* _Task brief_:
Any picture among the records should be left out, please; retype the rest exactly.

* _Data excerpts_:
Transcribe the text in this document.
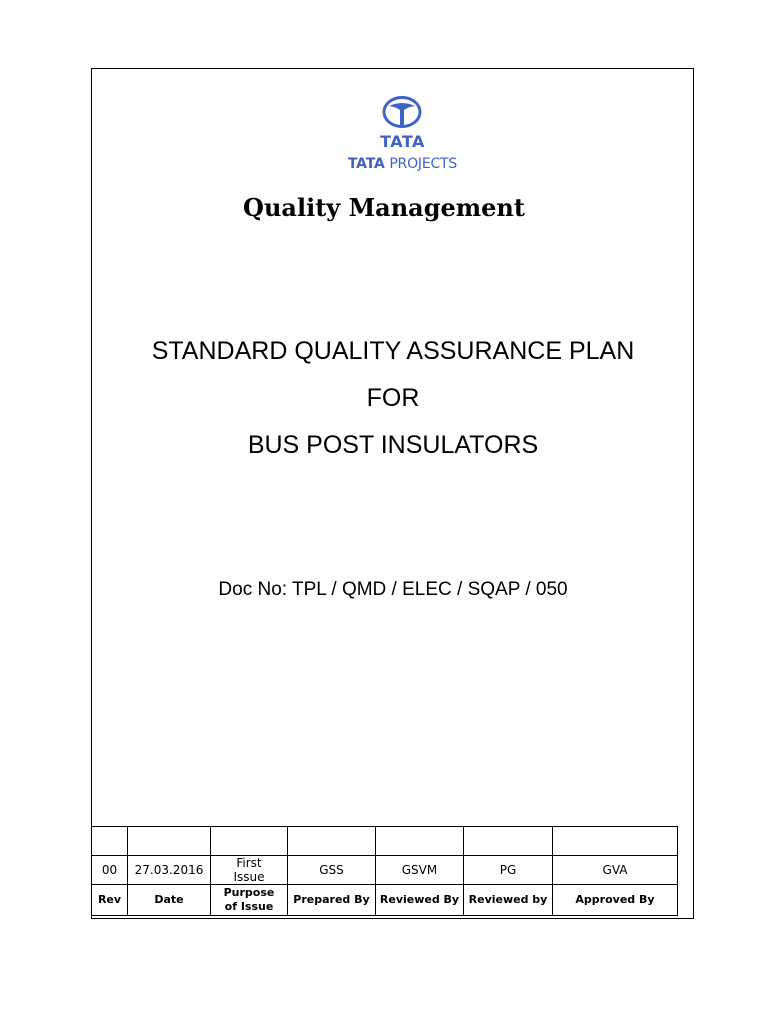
TATA
TATA PROJECTS
Quality Management
STANDARD QUALITY ASSURANCE PLAN
FOR
BUS POST INSULATORS
Doc No: TPL / QMD / ELEC / SQAP / 050

00	27.03.2016	First Issue	GSS	GSVM	PG	GVA
Rev	Date	Purpose of Issue	Prepared By	Reviewed By	Reviewed by	Approved By
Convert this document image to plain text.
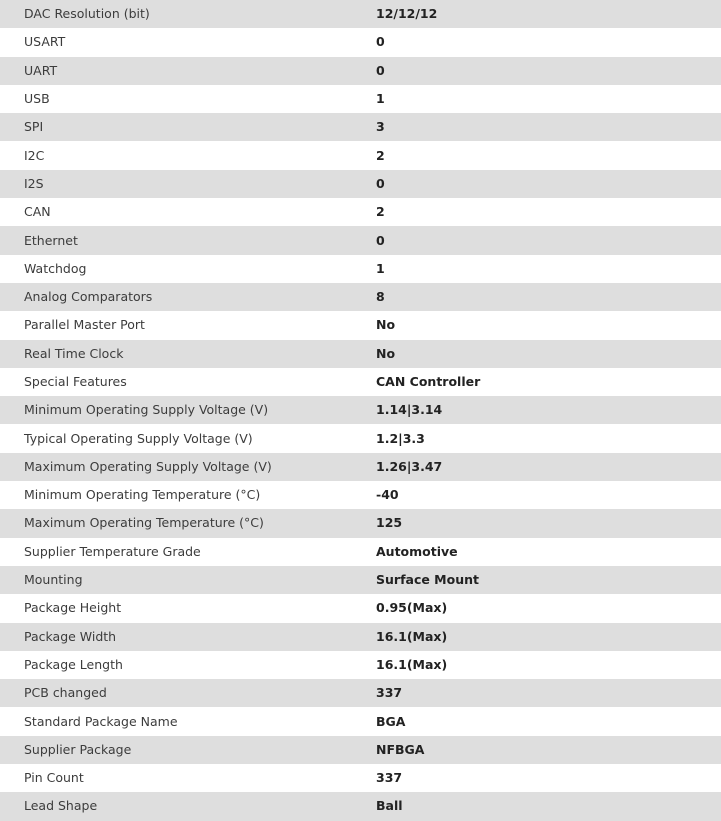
DAC Resolution (bit)	12/12/12
USART	0
UART	0
USB	1
SPI	3
I2C	2
I2S	0
CAN	2
Ethernet	0
Watchdog	1
Analog Comparators	8
Parallel Master Port	No
Real Time Clock	No
Special Features	CAN Controller
Minimum Operating Supply Voltage (V)	1.14|3.14
Typical Operating Supply Voltage (V)	1.2|3.3
Maximum Operating Supply Voltage (V)	1.26|3.47
Minimum Operating Temperature (°C)	-40
Maximum Operating Temperature (°C)	125
Supplier Temperature Grade	Automotive
Mounting	Surface Mount
Package Height	0.95(Max)
Package Width	16.1(Max)
Package Length	16.1(Max)
PCB changed	337
Standard Package Name	BGA
Supplier Package	NFBGA
Pin Count	337
Lead Shape	Ball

* _The response_:
Transcribe the text in this document.
TATA
TATA PROJECTS
Quality Management
STANDARD QUALITY ASSURANCE PLAN
FOR
BUS POST INSULATORS
Doc No: TPL / QMD / ELEC / SQAP / 050

00	27.03.2016	First Issue	GSS	GSVM	PG	GVA
Rev	Date	Purpose of Issue	Prepared By	Reviewed By	Reviewed by	Approved By
Convert this document image to plain text.
DAC Resolution (bit)	12/12/12
USART	0
UART	0
USB	1
SPI	3
I2C	2
I2S	0
CAN	2
Ethernet	0
Watchdog	1
Analog Comparators	8
Parallel Master Port	No
Real Time Clock	No
Special Features	CAN Controller
Minimum Operating Supply Voltage (V)	1.14|3.14
Typical Operating Supply Voltage (V)	1.2|3.3
Maximum Operating Supply Voltage (V)	1.26|3.47
Minimum Operating Temperature (°C)	-40
Maximum Operating Temperature (°C)	125
Supplier Temperature Grade	Automotive
Mounting	Surface Mount
Package Height	0.95(Max)
Package Width	16.1(Max)
Package Length	16.1(Max)
PCB changed	337
Standard Package Name	BGA
Supplier Package	NFBGA
Pin Count	337
Lead Shape	Ball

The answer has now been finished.